**Task details:** State only how many lines contain the string "tenant".
==== Listed records
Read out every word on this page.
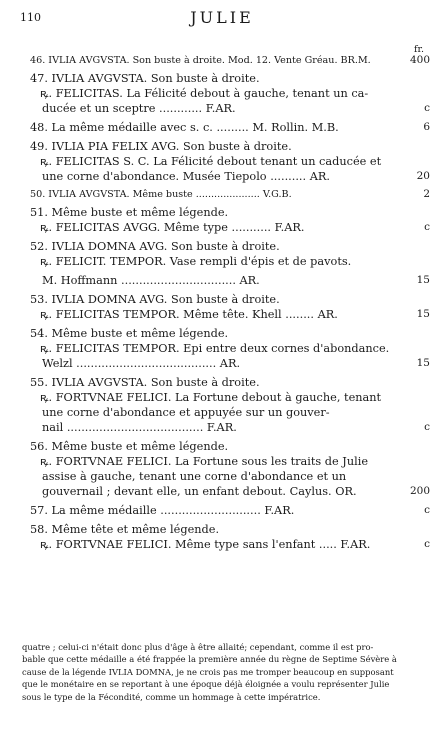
110	JULIE
fr.
46. IVLIA AVGVSTA. Son buste à droite. Mod. 12. Vente Gréau. BR.M.	400
47. IVLIA AVGVSTA. Son buste à droite.
ꝶ. FELICITAS. La Félicité debout à gauche, tenant un ca-
ducée et un sceptre ............ F.AR.	c
48. La même médaille avec s. c. ......... M. Rollin. M.B.	6
49. IVLIA PIA FELIX AVG. Son buste à droite.
ꝶ. FELICITAS S. C. La Félicité debout tenant un caducée et
une corne d'abondance. Musée Tiepolo .......... AR.	20
50. IVLIA AVGVSTA. Même buste ..................... V.G.B.	2
51. Même buste et même légende.
ꝶ. FELICITAS AVGG. Même type ........... F.AR.	c
52. IVLIA DOMNA AVG. Son buste à droite.
ꝶ. FELICIT. TEMPOR. Vase rempli d'épis et de pavots.
M. Hoffmann ................................ AR.	15
53. IVLIA DOMNA AVG. Son buste à droite.
ꝶ. FELICITAS TEMPOR. Même tête. Khell ........ AR.	15
54. Même buste et même légende.
ꝶ. FELICITAS TEMPOR. Epi entre deux cornes d'abondance.
Welzl ....................................... AR.	15
55. IVLIA AVGVSTA. Son buste à droite.
ꝶ. FORTVNAE FELICI. La Fortune debout à gauche, tenant
une corne d'abondance et appuyée sur un gouver-
nail ...................................... F.AR.	c
56. Même buste et même légende.
ꝶ. FORTVNAE FELICI. La Fortune sous les traits de Julie
assise à gauche, tenant une corne d'abondance et un
gouvernail ; devant elle, un enfant debout. Caylus. OR.	200
57. La même médaille ............................ F.AR.	c
58. Même tête et même légende.
ꝶ. FORTVNAE FELICI. Même type sans l'enfant ..... F.AR.	c
quatre ; celui-ci n'était donc plus d'âge à être allaité; cependant, comme il est pro-
bable que cette médaille a été frappée la première année du règne de Septime Sévère à
cause de la légende IVLIA DOMNA, je ne crois pas me tromper beaucoup en supposant
que le monétaire en se reportant à une époque déjà éloignée a voulu représenter Julie
sous le type de la Fécondité, comme un hommage à cette impératrice.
========
**Complete output:** 4